# RAW DATA start
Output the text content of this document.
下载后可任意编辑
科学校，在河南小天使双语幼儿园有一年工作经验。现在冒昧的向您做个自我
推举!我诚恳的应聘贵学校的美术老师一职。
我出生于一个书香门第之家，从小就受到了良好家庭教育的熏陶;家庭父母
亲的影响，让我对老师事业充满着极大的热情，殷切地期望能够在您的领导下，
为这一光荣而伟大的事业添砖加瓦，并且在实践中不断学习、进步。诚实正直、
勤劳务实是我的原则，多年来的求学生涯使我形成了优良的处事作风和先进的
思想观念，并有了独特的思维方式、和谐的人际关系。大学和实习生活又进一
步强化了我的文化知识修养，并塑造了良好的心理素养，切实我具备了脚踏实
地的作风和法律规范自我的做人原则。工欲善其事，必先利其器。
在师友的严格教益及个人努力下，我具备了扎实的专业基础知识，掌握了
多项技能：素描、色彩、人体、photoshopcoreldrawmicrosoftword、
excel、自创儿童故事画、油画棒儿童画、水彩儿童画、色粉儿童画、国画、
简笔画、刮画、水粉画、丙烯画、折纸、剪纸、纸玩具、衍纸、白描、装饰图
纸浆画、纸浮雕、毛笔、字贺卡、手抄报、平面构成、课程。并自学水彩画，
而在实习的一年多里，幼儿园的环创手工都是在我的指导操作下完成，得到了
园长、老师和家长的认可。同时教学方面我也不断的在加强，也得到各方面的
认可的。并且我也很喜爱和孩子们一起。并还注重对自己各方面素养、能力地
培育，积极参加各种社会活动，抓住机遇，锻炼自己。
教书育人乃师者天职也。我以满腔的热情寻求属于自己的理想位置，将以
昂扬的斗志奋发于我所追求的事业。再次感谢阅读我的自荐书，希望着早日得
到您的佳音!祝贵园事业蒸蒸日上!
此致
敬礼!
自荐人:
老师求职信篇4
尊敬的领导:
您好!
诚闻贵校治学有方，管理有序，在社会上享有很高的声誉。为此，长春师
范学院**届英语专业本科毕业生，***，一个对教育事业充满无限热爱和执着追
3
# RAW DATA end
AIM
Send back every record, precisely as written.

ANSWER TO THE PROBLEM
Output the text content of this document.
下载后可任意编辑
科学校，在河南小天使双语幼儿园有一年工作经验。现在冒昧的向您做个自我
推举!我诚恳的应聘贵学校的美术老师一职。
我出生于一个书香门第之家，从小就受到了良好家庭教育的熏陶;家庭父母
亲的影响，让我对老师事业充满着极大的热情，殷切地期望能够在您的领导下，
为这一光荣而伟大的事业添砖加瓦，并且在实践中不断学习、进步。诚实正直、
勤劳务实是我的原则，多年来的求学生涯使我形成了优良的处事作风和先进的
思想观念，并有了独特的思维方式、和谐的人际关系。大学和实习生活又进一
步强化了我的文化知识修养，并塑造了良好的心理素养，切实我具备了脚踏实
地的作风和法律规范自我的做人原则。工欲善其事，必先利其器。
在师友的严格教益及个人努力下，我具备了扎实的专业基础知识，掌握了
多项技能：素描、色彩、人体、photoshopcoreldrawmicrosoftword、
excel、自创儿童故事画、油画棒儿童画、水彩儿童画、色粉儿童画、国画、
简笔画、刮画、水粉画、丙烯画、折纸、剪纸、纸玩具、衍纸、白描、装饰图
纸浆画、纸浮雕、毛笔、字贺卡、手抄报、平面构成、课程。并自学水彩画，
而在实习的一年多里，幼儿园的环创手工都是在我的指导操作下完成，得到了
园长、老师和家长的认可。同时教学方面我也不断的在加强，也得到各方面的
认可的。并且我也很喜爱和孩子们一起。并还注重对自己各方面素养、能力地
培育，积极参加各种社会活动，抓住机遇，锻炼自己。
教书育人乃师者天职也。我以满腔的热情寻求属于自己的理想位置，将以
昂扬的斗志奋发于我所追求的事业。再次感谢阅读我的自荐书，希望着早日得
到您的佳音!祝贵园事业蒸蒸日上!
此致
敬礼!
自荐人:
老师求职信篇4
尊敬的领导:
您好!
诚闻贵校治学有方，管理有序，在社会上享有很高的声誉。为此，长春师
范学院**届英语专业本科毕业生，***，一个对教育事业充满无限热爱和执着追
3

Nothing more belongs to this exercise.